— begin MATERIAL TO PROCESS —

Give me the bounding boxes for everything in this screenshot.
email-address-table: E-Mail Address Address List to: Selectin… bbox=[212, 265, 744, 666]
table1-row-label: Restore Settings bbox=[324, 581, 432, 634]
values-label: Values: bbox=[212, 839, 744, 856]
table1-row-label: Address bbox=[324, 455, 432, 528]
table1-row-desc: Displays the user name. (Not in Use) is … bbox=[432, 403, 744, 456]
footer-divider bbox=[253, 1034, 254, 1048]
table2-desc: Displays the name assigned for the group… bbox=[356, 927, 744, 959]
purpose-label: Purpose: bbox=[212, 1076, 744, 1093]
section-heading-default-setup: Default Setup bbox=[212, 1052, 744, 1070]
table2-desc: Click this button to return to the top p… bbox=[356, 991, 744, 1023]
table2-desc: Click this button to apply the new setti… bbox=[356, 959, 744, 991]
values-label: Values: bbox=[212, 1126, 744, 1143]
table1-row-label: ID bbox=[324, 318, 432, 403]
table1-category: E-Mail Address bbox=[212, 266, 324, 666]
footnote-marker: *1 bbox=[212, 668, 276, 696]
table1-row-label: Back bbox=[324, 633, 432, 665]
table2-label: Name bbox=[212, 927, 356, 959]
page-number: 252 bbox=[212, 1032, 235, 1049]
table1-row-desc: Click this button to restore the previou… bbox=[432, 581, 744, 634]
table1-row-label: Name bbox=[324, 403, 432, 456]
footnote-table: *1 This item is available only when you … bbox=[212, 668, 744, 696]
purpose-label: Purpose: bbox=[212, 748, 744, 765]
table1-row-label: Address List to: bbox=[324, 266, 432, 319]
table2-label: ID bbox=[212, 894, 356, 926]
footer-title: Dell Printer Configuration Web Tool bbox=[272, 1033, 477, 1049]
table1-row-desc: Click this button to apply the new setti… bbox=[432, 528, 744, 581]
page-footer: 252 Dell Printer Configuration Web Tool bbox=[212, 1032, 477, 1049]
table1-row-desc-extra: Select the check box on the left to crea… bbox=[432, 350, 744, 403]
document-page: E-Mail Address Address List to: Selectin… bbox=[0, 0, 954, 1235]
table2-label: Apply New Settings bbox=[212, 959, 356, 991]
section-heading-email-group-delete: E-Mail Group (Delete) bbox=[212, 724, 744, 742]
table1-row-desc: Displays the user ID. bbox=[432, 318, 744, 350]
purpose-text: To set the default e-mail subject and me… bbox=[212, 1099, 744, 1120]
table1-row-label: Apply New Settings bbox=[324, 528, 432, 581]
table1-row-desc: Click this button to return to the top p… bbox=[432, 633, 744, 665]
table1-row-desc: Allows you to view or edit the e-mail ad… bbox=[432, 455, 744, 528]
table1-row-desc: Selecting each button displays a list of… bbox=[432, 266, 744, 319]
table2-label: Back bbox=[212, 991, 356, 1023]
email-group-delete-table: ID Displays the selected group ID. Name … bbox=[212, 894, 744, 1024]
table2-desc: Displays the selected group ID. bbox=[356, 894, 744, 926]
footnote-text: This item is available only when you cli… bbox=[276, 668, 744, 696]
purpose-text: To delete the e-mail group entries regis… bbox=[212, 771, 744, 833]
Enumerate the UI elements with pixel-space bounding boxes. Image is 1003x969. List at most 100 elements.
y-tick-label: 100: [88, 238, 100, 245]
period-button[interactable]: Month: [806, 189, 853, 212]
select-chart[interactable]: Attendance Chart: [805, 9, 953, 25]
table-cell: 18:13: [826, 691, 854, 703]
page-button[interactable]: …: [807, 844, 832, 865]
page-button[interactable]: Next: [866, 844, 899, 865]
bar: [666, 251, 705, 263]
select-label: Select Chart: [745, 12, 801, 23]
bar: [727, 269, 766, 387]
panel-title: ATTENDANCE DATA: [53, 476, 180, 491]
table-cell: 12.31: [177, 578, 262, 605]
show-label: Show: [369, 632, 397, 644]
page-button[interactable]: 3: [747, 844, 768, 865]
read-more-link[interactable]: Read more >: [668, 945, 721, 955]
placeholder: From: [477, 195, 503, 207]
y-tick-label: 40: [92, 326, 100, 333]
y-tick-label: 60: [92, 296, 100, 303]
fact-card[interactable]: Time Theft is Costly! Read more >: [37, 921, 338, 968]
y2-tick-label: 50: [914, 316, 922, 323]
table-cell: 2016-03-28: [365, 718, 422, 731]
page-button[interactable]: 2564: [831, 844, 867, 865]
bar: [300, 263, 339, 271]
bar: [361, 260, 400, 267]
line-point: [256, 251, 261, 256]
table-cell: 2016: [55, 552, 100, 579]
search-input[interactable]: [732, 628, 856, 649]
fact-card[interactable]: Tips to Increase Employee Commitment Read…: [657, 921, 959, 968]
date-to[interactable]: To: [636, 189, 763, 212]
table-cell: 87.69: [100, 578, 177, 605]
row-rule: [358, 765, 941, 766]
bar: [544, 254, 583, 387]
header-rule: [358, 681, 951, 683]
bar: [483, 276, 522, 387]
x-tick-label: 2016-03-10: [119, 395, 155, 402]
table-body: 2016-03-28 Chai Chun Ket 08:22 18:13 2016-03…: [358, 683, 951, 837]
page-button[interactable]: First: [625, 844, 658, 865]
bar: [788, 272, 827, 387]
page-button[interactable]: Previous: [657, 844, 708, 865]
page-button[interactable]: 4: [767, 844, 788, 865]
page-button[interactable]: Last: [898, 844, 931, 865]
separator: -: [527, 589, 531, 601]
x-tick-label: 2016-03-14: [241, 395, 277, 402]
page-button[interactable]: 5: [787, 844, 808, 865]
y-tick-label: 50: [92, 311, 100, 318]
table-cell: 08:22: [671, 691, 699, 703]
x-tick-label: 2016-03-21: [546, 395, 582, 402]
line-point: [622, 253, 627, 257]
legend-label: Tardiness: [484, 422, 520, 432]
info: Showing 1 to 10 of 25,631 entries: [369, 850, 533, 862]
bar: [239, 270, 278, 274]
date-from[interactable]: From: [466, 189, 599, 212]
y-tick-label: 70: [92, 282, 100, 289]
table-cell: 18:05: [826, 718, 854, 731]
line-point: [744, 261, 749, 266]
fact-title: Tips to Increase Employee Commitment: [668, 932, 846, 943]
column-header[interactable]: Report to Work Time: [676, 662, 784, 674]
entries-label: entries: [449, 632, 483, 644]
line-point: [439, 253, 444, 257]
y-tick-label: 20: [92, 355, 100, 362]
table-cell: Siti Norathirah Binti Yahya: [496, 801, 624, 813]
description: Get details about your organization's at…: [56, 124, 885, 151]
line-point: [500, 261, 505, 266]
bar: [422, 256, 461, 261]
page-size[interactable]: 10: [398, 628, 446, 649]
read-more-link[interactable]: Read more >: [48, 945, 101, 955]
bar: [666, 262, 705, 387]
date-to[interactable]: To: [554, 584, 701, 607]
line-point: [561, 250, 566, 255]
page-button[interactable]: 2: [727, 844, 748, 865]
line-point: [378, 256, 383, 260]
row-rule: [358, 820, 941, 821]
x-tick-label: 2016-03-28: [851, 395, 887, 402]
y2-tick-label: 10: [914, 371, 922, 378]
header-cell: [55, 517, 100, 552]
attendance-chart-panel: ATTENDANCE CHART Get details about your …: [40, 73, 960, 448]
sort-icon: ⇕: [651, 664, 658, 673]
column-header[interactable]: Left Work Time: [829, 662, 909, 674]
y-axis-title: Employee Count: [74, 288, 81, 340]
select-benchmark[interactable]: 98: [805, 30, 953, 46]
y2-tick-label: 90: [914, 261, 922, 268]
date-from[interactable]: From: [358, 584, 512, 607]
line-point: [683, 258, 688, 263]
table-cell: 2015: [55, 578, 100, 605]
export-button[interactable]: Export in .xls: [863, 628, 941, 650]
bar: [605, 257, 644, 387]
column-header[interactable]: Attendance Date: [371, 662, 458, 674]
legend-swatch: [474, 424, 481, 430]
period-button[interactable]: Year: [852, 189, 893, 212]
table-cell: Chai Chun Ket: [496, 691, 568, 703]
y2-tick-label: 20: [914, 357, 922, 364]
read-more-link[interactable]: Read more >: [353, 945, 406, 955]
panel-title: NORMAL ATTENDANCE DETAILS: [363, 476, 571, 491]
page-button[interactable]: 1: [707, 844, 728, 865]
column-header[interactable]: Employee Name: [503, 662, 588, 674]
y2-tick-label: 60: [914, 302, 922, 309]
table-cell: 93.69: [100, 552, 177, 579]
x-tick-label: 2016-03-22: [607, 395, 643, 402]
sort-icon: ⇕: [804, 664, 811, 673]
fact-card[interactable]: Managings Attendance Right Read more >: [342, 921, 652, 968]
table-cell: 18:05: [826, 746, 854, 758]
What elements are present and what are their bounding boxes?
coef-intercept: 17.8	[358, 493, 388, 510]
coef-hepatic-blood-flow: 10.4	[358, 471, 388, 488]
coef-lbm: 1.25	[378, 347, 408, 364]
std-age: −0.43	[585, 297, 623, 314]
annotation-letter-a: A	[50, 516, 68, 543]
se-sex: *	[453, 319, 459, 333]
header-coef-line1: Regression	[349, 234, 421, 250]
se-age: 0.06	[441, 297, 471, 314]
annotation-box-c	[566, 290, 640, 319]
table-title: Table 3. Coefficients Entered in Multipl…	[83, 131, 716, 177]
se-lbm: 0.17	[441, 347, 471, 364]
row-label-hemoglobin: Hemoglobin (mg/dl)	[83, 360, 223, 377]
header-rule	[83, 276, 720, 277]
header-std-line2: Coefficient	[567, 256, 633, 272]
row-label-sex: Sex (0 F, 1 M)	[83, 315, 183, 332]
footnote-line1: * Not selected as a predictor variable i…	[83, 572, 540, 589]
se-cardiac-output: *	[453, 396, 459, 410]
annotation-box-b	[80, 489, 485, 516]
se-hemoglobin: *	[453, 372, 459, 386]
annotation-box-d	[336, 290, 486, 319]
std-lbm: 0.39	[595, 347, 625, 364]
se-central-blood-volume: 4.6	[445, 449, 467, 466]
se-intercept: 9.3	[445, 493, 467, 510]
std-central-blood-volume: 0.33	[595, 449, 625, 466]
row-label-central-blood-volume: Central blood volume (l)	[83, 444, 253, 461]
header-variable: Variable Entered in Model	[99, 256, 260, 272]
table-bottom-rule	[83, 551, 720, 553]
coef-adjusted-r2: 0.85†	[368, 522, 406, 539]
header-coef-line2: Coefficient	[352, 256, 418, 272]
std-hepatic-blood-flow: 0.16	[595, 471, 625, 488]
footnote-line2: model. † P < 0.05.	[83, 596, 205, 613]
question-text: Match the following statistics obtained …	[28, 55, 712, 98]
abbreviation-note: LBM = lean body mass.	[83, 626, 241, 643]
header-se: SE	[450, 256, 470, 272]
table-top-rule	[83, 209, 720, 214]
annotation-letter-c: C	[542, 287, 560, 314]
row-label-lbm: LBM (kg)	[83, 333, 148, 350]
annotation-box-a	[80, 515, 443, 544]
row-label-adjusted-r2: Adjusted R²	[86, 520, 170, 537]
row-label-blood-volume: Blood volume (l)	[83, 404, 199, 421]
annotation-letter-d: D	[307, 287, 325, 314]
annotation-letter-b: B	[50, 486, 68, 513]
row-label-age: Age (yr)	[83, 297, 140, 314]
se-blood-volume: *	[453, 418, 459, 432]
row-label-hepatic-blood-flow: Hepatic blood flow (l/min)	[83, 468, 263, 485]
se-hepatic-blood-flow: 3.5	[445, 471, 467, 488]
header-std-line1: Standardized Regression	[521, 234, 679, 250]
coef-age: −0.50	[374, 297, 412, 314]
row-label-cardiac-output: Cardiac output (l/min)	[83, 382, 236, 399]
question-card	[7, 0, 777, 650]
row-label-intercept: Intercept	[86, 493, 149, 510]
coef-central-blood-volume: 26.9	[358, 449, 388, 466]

— end MATERIAL TO PROCESS —

• _WHAT THE TASK ASKS_: Rewrite the lines starting at the first one and ending at the line that contains "table2-label: Name bbox=[212, 927, 356, 959]", swapping "table1-row-label" for "table1-row-name" and leaving everything else unchanged.

• _OUTPUT BELOW_:
Give me the bounding boxes for everything in this screenshot.
email-address-table: E-Mail Address Address List to: Selectin… bbox=[212, 265, 744, 666]
table1-row-name: Restore Settings bbox=[324, 581, 432, 634]
values-label: Values: bbox=[212, 839, 744, 856]
table1-row-name: Address bbox=[324, 455, 432, 528]
table1-row-desc: Displays the user name. (Not in Use) is … bbox=[432, 403, 744, 456]
footer-divider bbox=[253, 1034, 254, 1048]
table2-desc: Displays the name assigned for the group… bbox=[356, 927, 744, 959]
purpose-label: Purpose: bbox=[212, 1076, 744, 1093]
section-heading-default-setup: Default Setup bbox=[212, 1052, 744, 1070]
table2-desc: Click this button to return to the top p… bbox=[356, 991, 744, 1023]
table2-desc: Click this button to apply the new setti… bbox=[356, 959, 744, 991]
values-label: Values: bbox=[212, 1126, 744, 1143]
table1-row-name: ID bbox=[324, 318, 432, 403]
table1-category: E-Mail Address bbox=[212, 266, 324, 666]
footnote-marker: *1 bbox=[212, 668, 276, 696]
table1-row-name: Back bbox=[324, 633, 432, 665]
table2-label: Name bbox=[212, 927, 356, 959]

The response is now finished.